# SUPPLIED MATERIAL
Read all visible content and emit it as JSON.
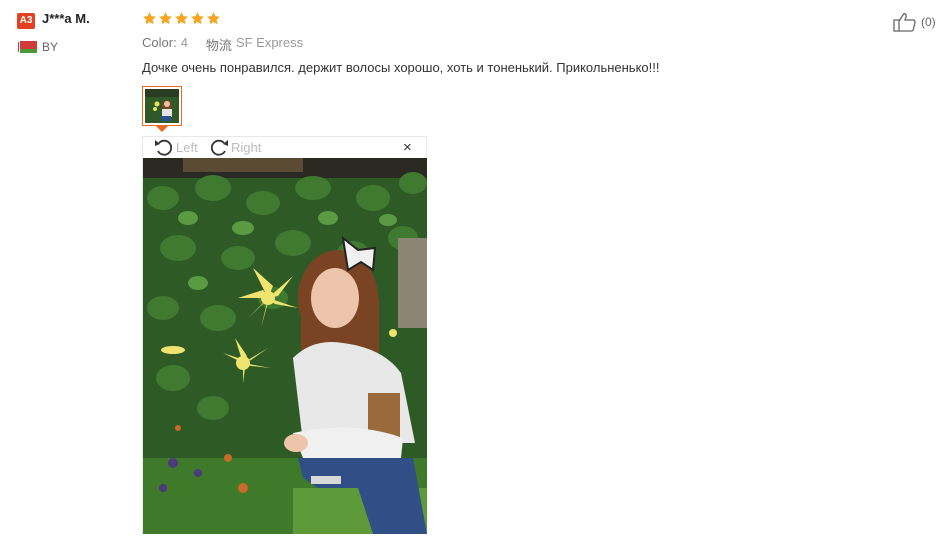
{
  "reviewer": {
    "badge": "A3",
    "name": "J***a M.",
    "country": "BY"
  },
  "rating": {
    "stars": 5,
    "max": 5,
    "color": "#f5a623"
  },
  "meta": {
    "color_label": "Color:",
    "color_value": "4",
    "shipping_label": "物流",
    "shipping_value": "SF Express"
  },
  "review_text": "Дочке очень понравился. держит волосы хорошо, хоть и тоненький. Прикольненько!!!",
  "helpful": {
    "count": "(0)"
  },
  "viewer": {
    "rotate_left": "Left",
    "rotate_right": "Right",
    "close": "×"
  },
  "colors": {
    "accent": "#e86a1e",
    "badge": "#e3401f"
  }
}
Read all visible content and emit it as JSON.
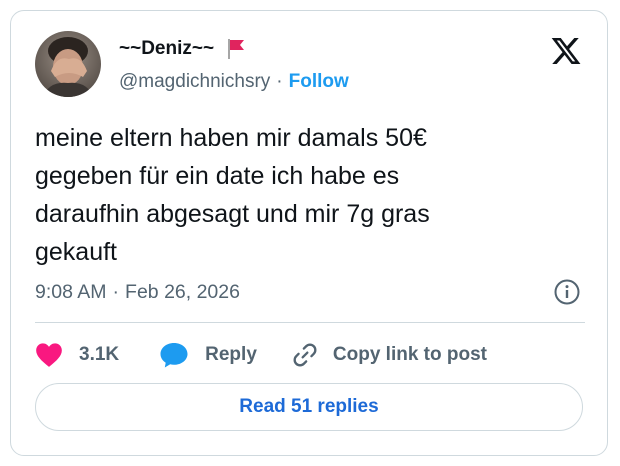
{
  "author": {
    "display_name": "~~Deniz~~",
    "handle": "@magdichnichsry",
    "separator": "·",
    "follow_label": "Follow",
    "flag_icon": "red-flag-icon"
  },
  "tweet": {
    "text_lines": [
      "meine eltern haben mir damals 50€",
      "gegeben für ein date ich habe es",
      "daraufhin abgesagt und mir 7g gras",
      "gekauft"
    ],
    "time": "9:08 AM",
    "separator": "·",
    "date": "Feb 26, 2026"
  },
  "actions": {
    "like_count": "3.1K",
    "reply_label": "Reply",
    "copy_link_label": "Copy link to post",
    "read_replies_label": "Read 51 replies"
  },
  "colors": {
    "like": "#f91880",
    "reply": "#1d9bf0",
    "link": "#1d9bf0",
    "read_replies": "#1d6ad7",
    "muted": "#536471",
    "border": "#cfd9de"
  }
}
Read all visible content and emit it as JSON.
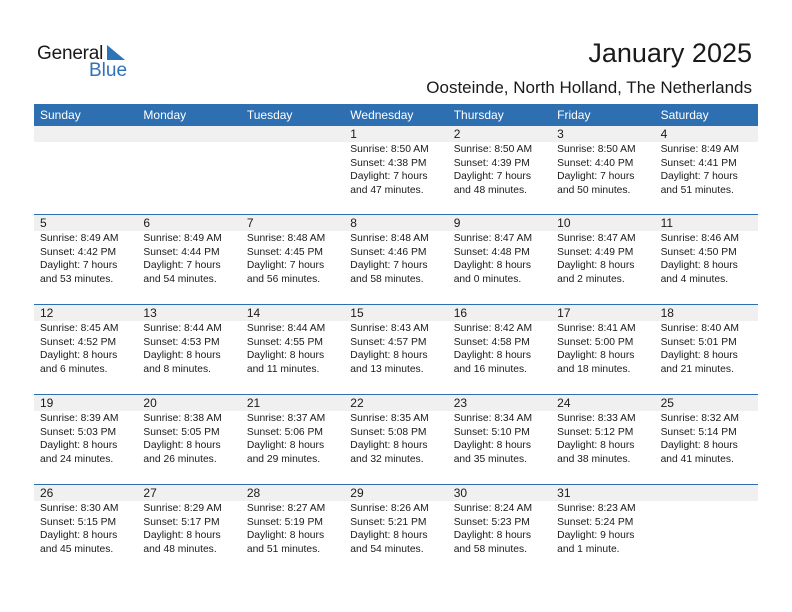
{
  "logo": {
    "general": "General",
    "blue": "Blue"
  },
  "header": {
    "title": "January 2025",
    "location": "Oosteinde, North Holland, The Netherlands"
  },
  "colors": {
    "accent": "#2d6fb0",
    "day_row_bg": "#f0f0f0"
  },
  "weekdays": [
    "Sunday",
    "Monday",
    "Tuesday",
    "Wednesday",
    "Thursday",
    "Friday",
    "Saturday"
  ],
  "weeks": [
    [
      null,
      null,
      null,
      {
        "day": "1",
        "sunrise": "Sunrise: 8:50 AM",
        "sunset": "Sunset: 4:38 PM",
        "daylight1": "Daylight: 7 hours",
        "daylight2": "and 47 minutes."
      },
      {
        "day": "2",
        "sunrise": "Sunrise: 8:50 AM",
        "sunset": "Sunset: 4:39 PM",
        "daylight1": "Daylight: 7 hours",
        "daylight2": "and 48 minutes."
      },
      {
        "day": "3",
        "sunrise": "Sunrise: 8:50 AM",
        "sunset": "Sunset: 4:40 PM",
        "daylight1": "Daylight: 7 hours",
        "daylight2": "and 50 minutes."
      },
      {
        "day": "4",
        "sunrise": "Sunrise: 8:49 AM",
        "sunset": "Sunset: 4:41 PM",
        "daylight1": "Daylight: 7 hours",
        "daylight2": "and 51 minutes."
      }
    ],
    [
      {
        "day": "5",
        "sunrise": "Sunrise: 8:49 AM",
        "sunset": "Sunset: 4:42 PM",
        "daylight1": "Daylight: 7 hours",
        "daylight2": "and 53 minutes."
      },
      {
        "day": "6",
        "sunrise": "Sunrise: 8:49 AM",
        "sunset": "Sunset: 4:44 PM",
        "daylight1": "Daylight: 7 hours",
        "daylight2": "and 54 minutes."
      },
      {
        "day": "7",
        "sunrise": "Sunrise: 8:48 AM",
        "sunset": "Sunset: 4:45 PM",
        "daylight1": "Daylight: 7 hours",
        "daylight2": "and 56 minutes."
      },
      {
        "day": "8",
        "sunrise": "Sunrise: 8:48 AM",
        "sunset": "Sunset: 4:46 PM",
        "daylight1": "Daylight: 7 hours",
        "daylight2": "and 58 minutes."
      },
      {
        "day": "9",
        "sunrise": "Sunrise: 8:47 AM",
        "sunset": "Sunset: 4:48 PM",
        "daylight1": "Daylight: 8 hours",
        "daylight2": "and 0 minutes."
      },
      {
        "day": "10",
        "sunrise": "Sunrise: 8:47 AM",
        "sunset": "Sunset: 4:49 PM",
        "daylight1": "Daylight: 8 hours",
        "daylight2": "and 2 minutes."
      },
      {
        "day": "11",
        "sunrise": "Sunrise: 8:46 AM",
        "sunset": "Sunset: 4:50 PM",
        "daylight1": "Daylight: 8 hours",
        "daylight2": "and 4 minutes."
      }
    ],
    [
      {
        "day": "12",
        "sunrise": "Sunrise: 8:45 AM",
        "sunset": "Sunset: 4:52 PM",
        "daylight1": "Daylight: 8 hours",
        "daylight2": "and 6 minutes."
      },
      {
        "day": "13",
        "sunrise": "Sunrise: 8:44 AM",
        "sunset": "Sunset: 4:53 PM",
        "daylight1": "Daylight: 8 hours",
        "daylight2": "and 8 minutes."
      },
      {
        "day": "14",
        "sunrise": "Sunrise: 8:44 AM",
        "sunset": "Sunset: 4:55 PM",
        "daylight1": "Daylight: 8 hours",
        "daylight2": "and 11 minutes."
      },
      {
        "day": "15",
        "sunrise": "Sunrise: 8:43 AM",
        "sunset": "Sunset: 4:57 PM",
        "daylight1": "Daylight: 8 hours",
        "daylight2": "and 13 minutes."
      },
      {
        "day": "16",
        "sunrise": "Sunrise: 8:42 AM",
        "sunset": "Sunset: 4:58 PM",
        "daylight1": "Daylight: 8 hours",
        "daylight2": "and 16 minutes."
      },
      {
        "day": "17",
        "sunrise": "Sunrise: 8:41 AM",
        "sunset": "Sunset: 5:00 PM",
        "daylight1": "Daylight: 8 hours",
        "daylight2": "and 18 minutes."
      },
      {
        "day": "18",
        "sunrise": "Sunrise: 8:40 AM",
        "sunset": "Sunset: 5:01 PM",
        "daylight1": "Daylight: 8 hours",
        "daylight2": "and 21 minutes."
      }
    ],
    [
      {
        "day": "19",
        "sunrise": "Sunrise: 8:39 AM",
        "sunset": "Sunset: 5:03 PM",
        "daylight1": "Daylight: 8 hours",
        "daylight2": "and 24 minutes."
      },
      {
        "day": "20",
        "sunrise": "Sunrise: 8:38 AM",
        "sunset": "Sunset: 5:05 PM",
        "daylight1": "Daylight: 8 hours",
        "daylight2": "and 26 minutes."
      },
      {
        "day": "21",
        "sunrise": "Sunrise: 8:37 AM",
        "sunset": "Sunset: 5:06 PM",
        "daylight1": "Daylight: 8 hours",
        "daylight2": "and 29 minutes."
      },
      {
        "day": "22",
        "sunrise": "Sunrise: 8:35 AM",
        "sunset": "Sunset: 5:08 PM",
        "daylight1": "Daylight: 8 hours",
        "daylight2": "and 32 minutes."
      },
      {
        "day": "23",
        "sunrise": "Sunrise: 8:34 AM",
        "sunset": "Sunset: 5:10 PM",
        "daylight1": "Daylight: 8 hours",
        "daylight2": "and 35 minutes."
      },
      {
        "day": "24",
        "sunrise": "Sunrise: 8:33 AM",
        "sunset": "Sunset: 5:12 PM",
        "daylight1": "Daylight: 8 hours",
        "daylight2": "and 38 minutes."
      },
      {
        "day": "25",
        "sunrise": "Sunrise: 8:32 AM",
        "sunset": "Sunset: 5:14 PM",
        "daylight1": "Daylight: 8 hours",
        "daylight2": "and 41 minutes."
      }
    ],
    [
      {
        "day": "26",
        "sunrise": "Sunrise: 8:30 AM",
        "sunset": "Sunset: 5:15 PM",
        "daylight1": "Daylight: 8 hours",
        "daylight2": "and 45 minutes."
      },
      {
        "day": "27",
        "sunrise": "Sunrise: 8:29 AM",
        "sunset": "Sunset: 5:17 PM",
        "daylight1": "Daylight: 8 hours",
        "daylight2": "and 48 minutes."
      },
      {
        "day": "28",
        "sunrise": "Sunrise: 8:27 AM",
        "sunset": "Sunset: 5:19 PM",
        "daylight1": "Daylight: 8 hours",
        "daylight2": "and 51 minutes."
      },
      {
        "day": "29",
        "sunrise": "Sunrise: 8:26 AM",
        "sunset": "Sunset: 5:21 PM",
        "daylight1": "Daylight: 8 hours",
        "daylight2": "and 54 minutes."
      },
      {
        "day": "30",
        "sunrise": "Sunrise: 8:24 AM",
        "sunset": "Sunset: 5:23 PM",
        "daylight1": "Daylight: 8 hours",
        "daylight2": "and 58 minutes."
      },
      {
        "day": "31",
        "sunrise": "Sunrise: 8:23 AM",
        "sunset": "Sunset: 5:24 PM",
        "daylight1": "Daylight: 9 hours",
        "daylight2": "and 1 minute."
      },
      null
    ]
  ]
}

# WHAT IS NEEDED
Keep only those lines of the records that hold "date", and return them.

# EXERCISE OUTPUT
      "gegeben für ein date ich habe es",
    "date": "Feb 26, 2026"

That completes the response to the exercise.